**MATERIALS PROVIDED**
---------------

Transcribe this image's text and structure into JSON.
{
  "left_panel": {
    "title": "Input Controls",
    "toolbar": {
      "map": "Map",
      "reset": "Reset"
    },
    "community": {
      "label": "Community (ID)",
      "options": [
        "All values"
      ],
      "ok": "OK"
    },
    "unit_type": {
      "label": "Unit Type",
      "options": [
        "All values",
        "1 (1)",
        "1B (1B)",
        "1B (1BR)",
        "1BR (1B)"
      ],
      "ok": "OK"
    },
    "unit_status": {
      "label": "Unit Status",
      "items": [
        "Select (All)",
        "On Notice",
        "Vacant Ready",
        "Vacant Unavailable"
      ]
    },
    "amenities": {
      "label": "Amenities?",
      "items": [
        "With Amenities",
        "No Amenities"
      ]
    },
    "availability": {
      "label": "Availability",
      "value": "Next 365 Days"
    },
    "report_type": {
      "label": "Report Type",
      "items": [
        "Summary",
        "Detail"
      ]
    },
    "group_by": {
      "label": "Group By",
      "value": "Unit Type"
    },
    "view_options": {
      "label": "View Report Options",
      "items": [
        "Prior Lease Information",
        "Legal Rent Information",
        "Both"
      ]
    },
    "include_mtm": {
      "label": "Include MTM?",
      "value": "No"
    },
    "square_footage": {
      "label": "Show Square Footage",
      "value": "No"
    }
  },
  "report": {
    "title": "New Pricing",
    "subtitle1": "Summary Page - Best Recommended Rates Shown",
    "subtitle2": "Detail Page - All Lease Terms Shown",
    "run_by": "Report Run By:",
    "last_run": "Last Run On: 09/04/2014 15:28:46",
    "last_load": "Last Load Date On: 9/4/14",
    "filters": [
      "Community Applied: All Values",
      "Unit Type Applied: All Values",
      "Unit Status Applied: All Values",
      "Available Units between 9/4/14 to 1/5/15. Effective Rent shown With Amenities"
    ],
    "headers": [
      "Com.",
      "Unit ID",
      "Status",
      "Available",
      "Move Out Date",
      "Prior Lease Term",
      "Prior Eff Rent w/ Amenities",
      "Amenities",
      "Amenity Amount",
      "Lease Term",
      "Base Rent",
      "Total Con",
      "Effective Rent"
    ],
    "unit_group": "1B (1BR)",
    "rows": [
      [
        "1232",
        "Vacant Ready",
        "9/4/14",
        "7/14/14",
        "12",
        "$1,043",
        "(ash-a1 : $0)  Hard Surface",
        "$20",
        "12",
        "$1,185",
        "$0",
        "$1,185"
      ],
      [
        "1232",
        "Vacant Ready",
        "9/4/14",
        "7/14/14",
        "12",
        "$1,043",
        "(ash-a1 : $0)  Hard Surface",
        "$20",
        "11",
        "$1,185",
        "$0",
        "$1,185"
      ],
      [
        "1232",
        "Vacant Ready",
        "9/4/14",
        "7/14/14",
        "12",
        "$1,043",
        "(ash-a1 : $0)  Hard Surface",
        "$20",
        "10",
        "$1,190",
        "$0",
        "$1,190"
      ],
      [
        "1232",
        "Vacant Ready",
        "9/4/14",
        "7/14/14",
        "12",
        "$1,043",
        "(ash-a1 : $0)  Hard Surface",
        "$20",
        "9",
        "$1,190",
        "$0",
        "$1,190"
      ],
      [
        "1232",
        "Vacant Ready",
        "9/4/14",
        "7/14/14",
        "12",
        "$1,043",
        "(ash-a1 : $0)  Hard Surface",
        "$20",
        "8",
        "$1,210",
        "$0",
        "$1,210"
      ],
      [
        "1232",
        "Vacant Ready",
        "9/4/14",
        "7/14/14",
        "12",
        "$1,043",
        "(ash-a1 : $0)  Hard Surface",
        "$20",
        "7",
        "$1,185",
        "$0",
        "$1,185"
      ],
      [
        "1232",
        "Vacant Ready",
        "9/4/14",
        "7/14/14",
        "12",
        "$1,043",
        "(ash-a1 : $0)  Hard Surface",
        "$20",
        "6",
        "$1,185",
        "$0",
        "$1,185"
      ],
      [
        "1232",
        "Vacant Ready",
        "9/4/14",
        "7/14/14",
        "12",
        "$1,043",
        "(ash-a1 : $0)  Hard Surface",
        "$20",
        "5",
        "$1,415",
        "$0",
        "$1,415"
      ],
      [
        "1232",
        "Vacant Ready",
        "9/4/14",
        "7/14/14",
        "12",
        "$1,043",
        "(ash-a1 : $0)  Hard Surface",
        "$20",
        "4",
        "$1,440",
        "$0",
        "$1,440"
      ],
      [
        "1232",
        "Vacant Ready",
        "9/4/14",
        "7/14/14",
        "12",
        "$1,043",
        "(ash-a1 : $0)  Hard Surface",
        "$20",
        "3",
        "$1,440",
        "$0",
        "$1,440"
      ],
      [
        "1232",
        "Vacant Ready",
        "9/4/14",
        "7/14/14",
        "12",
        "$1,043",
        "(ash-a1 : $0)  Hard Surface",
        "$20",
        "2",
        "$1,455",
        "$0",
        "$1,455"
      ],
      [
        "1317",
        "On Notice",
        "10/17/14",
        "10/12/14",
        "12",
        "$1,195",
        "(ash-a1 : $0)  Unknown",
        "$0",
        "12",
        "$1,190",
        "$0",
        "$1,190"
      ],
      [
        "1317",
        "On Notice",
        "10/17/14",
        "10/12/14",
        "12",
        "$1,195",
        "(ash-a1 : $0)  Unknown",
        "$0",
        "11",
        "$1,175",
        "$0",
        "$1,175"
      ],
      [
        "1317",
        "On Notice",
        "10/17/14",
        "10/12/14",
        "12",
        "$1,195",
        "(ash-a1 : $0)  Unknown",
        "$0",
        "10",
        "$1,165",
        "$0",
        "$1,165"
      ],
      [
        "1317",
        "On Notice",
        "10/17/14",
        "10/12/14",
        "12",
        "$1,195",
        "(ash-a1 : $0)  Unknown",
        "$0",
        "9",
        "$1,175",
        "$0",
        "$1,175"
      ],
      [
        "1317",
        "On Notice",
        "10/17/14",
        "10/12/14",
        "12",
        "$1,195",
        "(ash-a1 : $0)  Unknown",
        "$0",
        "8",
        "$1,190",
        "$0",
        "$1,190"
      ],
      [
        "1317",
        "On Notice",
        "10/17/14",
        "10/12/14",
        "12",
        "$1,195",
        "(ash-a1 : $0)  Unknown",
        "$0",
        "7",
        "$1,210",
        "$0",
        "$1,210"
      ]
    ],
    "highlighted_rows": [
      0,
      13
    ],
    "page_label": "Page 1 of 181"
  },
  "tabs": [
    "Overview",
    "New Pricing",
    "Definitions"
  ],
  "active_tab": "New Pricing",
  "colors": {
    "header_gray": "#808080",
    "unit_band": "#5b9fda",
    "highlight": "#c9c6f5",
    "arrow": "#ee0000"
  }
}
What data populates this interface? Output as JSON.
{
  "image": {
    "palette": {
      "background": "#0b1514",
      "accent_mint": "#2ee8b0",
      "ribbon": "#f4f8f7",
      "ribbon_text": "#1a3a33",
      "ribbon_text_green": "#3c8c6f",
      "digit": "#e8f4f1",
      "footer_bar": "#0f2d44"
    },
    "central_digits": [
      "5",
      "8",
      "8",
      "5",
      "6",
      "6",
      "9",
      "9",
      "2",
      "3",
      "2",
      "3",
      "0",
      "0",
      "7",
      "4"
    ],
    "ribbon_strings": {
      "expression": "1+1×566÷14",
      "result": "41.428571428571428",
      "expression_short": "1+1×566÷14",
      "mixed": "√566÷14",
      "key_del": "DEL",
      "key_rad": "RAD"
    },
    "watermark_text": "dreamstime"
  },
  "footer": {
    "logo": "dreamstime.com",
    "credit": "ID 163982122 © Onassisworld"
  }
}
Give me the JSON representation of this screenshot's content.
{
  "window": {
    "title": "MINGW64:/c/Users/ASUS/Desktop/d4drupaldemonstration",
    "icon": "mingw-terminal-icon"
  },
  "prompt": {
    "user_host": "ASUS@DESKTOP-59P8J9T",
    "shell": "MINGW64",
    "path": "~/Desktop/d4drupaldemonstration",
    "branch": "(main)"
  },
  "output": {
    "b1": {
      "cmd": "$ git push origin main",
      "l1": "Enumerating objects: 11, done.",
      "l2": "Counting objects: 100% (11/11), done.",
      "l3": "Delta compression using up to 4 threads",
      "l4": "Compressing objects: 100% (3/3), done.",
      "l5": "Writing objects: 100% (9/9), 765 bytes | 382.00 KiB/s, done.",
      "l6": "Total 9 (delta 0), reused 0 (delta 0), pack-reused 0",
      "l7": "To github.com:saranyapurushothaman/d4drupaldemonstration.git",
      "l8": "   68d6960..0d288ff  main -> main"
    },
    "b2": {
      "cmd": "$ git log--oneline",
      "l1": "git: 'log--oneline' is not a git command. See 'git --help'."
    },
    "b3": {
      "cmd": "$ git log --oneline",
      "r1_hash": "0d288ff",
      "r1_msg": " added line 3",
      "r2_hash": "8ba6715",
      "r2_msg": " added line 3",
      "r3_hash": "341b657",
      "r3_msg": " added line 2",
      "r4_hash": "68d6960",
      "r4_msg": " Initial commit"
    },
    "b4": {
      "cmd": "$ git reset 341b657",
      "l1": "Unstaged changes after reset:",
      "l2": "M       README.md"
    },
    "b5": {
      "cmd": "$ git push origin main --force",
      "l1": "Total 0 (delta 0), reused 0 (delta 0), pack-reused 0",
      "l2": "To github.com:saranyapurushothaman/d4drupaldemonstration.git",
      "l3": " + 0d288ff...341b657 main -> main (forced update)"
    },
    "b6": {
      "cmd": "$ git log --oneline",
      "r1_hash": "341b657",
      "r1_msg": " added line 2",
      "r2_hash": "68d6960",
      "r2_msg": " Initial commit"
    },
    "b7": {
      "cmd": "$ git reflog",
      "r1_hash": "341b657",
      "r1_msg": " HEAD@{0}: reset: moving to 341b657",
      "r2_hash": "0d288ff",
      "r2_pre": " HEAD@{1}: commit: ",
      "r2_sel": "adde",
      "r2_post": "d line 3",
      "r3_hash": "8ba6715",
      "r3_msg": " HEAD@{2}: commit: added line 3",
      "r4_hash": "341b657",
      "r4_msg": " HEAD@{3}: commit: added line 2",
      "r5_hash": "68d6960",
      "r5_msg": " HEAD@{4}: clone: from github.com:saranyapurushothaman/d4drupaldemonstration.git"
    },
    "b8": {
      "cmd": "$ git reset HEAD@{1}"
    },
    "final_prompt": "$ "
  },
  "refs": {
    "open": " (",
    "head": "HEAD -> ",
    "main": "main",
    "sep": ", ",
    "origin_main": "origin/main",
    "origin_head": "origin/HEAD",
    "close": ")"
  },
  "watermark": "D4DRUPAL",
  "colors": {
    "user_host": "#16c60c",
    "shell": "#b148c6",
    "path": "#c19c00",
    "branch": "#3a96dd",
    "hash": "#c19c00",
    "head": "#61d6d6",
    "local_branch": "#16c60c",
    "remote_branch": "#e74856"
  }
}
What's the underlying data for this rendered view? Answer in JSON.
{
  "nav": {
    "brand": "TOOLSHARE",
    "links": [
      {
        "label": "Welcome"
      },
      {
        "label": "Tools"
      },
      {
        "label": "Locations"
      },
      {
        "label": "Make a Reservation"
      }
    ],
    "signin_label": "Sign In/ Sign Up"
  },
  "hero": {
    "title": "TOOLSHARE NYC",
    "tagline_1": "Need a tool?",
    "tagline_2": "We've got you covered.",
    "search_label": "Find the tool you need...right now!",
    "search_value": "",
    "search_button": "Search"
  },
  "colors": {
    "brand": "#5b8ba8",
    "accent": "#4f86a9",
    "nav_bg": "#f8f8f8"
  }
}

---------------

In the records above, locate every line with the string "main" and copy it.

**FINAL ANSWER**
    "branch": "(main)"
      "cmd": "$ git push origin main",
      "l8": "   68d6960..0d288ff  main -> main"
      "cmd": "$ git push origin main --force",
      "l3": " + 0d288ff...341b657 main -> main (forced update)"
    "main": "main",
    "origin_main": "origin/main",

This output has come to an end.